**ENTRIES SHOWN**
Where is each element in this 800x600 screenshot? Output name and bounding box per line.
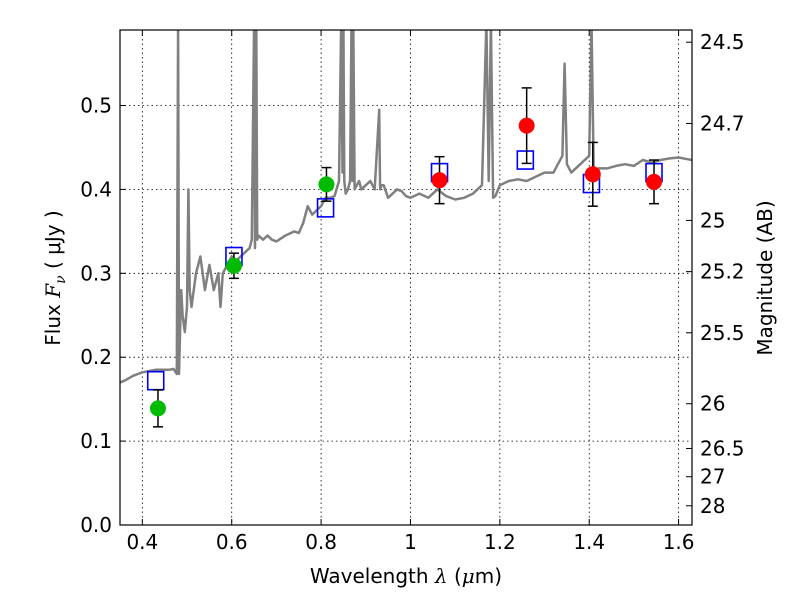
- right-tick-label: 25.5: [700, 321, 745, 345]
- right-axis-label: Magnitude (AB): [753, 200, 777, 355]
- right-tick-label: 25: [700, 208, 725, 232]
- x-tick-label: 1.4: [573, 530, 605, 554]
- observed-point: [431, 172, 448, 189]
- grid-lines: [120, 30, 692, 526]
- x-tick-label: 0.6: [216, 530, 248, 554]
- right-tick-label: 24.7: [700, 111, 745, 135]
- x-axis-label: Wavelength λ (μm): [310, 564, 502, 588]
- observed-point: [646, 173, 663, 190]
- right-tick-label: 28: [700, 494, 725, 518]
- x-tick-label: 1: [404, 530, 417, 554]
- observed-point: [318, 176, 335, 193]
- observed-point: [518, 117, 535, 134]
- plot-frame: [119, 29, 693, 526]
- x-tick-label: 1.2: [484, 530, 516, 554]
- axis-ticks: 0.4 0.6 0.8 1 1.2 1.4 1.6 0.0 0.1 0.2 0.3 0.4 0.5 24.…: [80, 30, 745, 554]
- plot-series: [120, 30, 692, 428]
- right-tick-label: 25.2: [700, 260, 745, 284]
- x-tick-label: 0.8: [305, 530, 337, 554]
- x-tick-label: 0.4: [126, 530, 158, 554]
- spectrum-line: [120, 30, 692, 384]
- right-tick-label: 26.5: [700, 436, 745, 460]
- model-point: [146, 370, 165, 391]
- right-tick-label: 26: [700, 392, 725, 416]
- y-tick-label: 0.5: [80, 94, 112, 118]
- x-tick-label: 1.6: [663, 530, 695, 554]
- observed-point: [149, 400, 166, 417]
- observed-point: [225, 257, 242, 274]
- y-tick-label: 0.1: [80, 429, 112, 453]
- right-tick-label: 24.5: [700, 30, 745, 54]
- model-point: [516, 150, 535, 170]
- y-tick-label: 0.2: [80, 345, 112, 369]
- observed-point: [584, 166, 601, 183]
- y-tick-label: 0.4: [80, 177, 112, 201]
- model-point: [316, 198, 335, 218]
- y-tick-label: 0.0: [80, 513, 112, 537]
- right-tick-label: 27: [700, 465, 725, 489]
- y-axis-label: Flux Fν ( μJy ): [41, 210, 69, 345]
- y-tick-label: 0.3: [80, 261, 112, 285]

---

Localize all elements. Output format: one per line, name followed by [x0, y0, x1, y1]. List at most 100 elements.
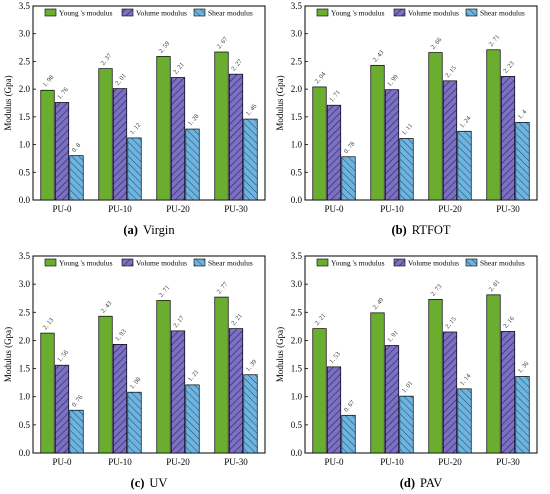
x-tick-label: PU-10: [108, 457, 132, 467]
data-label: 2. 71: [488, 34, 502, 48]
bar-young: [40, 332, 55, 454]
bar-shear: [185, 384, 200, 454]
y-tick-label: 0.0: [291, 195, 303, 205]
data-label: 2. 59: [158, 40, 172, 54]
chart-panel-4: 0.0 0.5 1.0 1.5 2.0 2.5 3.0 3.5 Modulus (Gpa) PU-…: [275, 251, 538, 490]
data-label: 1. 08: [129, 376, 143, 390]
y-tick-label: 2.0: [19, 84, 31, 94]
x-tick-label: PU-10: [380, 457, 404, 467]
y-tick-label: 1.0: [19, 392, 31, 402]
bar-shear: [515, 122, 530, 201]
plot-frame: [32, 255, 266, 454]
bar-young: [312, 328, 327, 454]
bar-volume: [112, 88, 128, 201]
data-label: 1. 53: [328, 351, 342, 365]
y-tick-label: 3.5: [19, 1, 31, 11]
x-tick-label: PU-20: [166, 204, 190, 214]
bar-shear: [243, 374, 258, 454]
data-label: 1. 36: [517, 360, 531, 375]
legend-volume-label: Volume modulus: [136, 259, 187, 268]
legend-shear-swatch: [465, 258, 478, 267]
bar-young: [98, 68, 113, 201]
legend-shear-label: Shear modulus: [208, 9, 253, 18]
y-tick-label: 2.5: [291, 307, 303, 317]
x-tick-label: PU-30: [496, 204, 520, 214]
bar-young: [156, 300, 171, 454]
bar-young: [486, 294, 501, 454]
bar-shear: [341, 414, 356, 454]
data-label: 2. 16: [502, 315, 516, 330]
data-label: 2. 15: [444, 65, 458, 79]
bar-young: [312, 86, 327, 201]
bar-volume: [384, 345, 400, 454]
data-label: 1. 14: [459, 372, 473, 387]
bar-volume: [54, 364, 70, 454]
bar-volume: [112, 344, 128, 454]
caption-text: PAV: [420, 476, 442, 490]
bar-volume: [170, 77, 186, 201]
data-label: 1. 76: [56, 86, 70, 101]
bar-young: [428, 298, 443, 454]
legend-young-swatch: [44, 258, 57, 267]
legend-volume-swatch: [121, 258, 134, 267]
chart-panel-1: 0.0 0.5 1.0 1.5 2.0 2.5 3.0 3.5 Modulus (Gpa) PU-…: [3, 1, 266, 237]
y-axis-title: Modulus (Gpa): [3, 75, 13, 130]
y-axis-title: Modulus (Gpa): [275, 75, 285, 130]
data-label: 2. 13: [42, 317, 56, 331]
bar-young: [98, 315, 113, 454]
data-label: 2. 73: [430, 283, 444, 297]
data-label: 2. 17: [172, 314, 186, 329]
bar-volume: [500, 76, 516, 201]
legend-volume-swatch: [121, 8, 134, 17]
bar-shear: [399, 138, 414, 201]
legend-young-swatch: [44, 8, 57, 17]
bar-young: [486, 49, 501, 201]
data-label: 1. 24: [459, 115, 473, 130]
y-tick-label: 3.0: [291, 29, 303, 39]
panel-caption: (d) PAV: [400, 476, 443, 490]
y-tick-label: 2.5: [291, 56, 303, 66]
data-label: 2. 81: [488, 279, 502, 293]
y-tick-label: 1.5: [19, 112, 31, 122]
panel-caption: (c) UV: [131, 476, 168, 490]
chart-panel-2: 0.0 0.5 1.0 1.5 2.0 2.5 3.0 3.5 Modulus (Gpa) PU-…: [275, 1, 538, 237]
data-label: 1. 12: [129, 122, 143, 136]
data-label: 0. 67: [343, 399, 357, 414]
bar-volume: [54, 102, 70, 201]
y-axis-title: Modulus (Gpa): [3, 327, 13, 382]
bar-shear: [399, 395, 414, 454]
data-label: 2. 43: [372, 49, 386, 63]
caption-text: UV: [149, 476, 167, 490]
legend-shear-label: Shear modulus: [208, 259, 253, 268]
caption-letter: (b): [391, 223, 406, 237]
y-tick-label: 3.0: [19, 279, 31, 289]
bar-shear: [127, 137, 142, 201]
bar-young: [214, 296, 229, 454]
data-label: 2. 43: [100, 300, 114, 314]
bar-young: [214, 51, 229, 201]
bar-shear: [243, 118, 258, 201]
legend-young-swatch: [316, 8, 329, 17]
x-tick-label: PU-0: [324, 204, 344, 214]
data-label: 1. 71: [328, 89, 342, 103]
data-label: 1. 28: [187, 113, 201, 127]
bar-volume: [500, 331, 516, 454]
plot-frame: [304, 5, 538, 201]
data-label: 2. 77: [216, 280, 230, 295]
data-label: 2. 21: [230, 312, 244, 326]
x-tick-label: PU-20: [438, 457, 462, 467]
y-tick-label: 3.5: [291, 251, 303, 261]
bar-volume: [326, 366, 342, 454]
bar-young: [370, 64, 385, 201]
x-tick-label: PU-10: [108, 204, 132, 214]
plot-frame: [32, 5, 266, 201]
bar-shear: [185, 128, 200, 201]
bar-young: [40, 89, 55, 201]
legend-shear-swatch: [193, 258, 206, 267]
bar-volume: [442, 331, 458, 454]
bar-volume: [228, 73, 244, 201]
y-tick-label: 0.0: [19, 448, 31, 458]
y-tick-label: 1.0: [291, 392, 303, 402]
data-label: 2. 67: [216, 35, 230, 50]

**CHALLENGE**
Rewrite the records between the lines holding "x-tick-label: PU-10: [108, 457, 132, 467]" and "data-label: 1. 24: [459, 115, 473, 130]", inclusive, changing "bar-volume" to "bar-bulk" and leaving everything else the same.

**WRITTEN SOLUTION**
x-tick-label: PU-10: [108, 457, 132, 467]
data-label: 2. 71: [488, 34, 502, 48]
bar-young: [40, 332, 55, 454]
bar-shear: [185, 384, 200, 454]
y-tick-label: 0.0: [291, 195, 303, 205]
data-label: 2. 59: [158, 40, 172, 54]
chart-panel-4: 0.0 0.5 1.0 1.5 2.0 2.5 3.0 3.5 Modulus (Gpa) PU-…: [275, 251, 538, 490]
data-label: 1. 08: [129, 376, 143, 390]
y-tick-label: 2.0: [19, 84, 31, 94]
x-tick-label: PU-10: [380, 457, 404, 467]
y-tick-label: 1.0: [19, 392, 31, 402]
bar-shear: [515, 122, 530, 201]
plot-frame: [32, 255, 266, 454]
bar-young: [312, 328, 327, 454]
bar-bulk: [112, 88, 128, 201]
data-label: 1. 53: [328, 351, 342, 365]
y-tick-label: 3.5: [19, 1, 31, 11]
x-tick-label: PU-20: [166, 204, 190, 214]
bar-shear: [243, 374, 258, 454]
data-label: 1. 36: [517, 360, 531, 375]
legend-volume-label: Volume modulus: [136, 259, 187, 268]
legend-shear-swatch: [465, 258, 478, 267]
bar-young: [98, 68, 113, 201]
legend-shear-label: Shear modulus: [208, 9, 253, 18]
y-tick-label: 2.5: [291, 307, 303, 317]
x-tick-label: PU-30: [496, 204, 520, 214]
bar-young: [156, 300, 171, 454]
bar-young: [486, 294, 501, 454]
bar-shear: [341, 414, 356, 454]
data-label: 2. 16: [502, 315, 516, 330]
data-label: 2. 15: [444, 65, 458, 79]
bar-young: [312, 86, 327, 201]
bar-bulk: [384, 345, 400, 454]
data-label: 1. 14: [459, 372, 473, 387]
bar-bulk: [54, 364, 70, 454]
bar-bulk: [112, 344, 128, 454]
caption-text: PAV: [420, 476, 442, 490]
bar-bulk: [170, 77, 186, 201]
data-label: 1. 76: [56, 86, 70, 101]
bar-young: [428, 298, 443, 454]
legend-young-swatch: [44, 258, 57, 267]
legend-volume-swatch: [121, 258, 134, 267]
chart-panel-1: 0.0 0.5 1.0 1.5 2.0 2.5 3.0 3.5 Modulus (Gpa) PU-…: [3, 1, 266, 237]
y-axis-title: Modulus (Gpa): [3, 75, 13, 130]
y-axis-title: Modulus (Gpa): [275, 75, 285, 130]
data-label: 2. 13: [42, 317, 56, 331]
bar-young: [98, 315, 113, 454]
data-label: 2. 73: [430, 283, 444, 297]
data-label: 2. 17: [172, 314, 186, 329]
bar-bulk: [500, 76, 516, 201]
legend-volume-swatch: [121, 8, 134, 17]
bar-shear: [399, 138, 414, 201]
legend-young-swatch: [44, 8, 57, 17]
bar-young: [486, 49, 501, 201]
data-label: 1. 24: [459, 115, 473, 130]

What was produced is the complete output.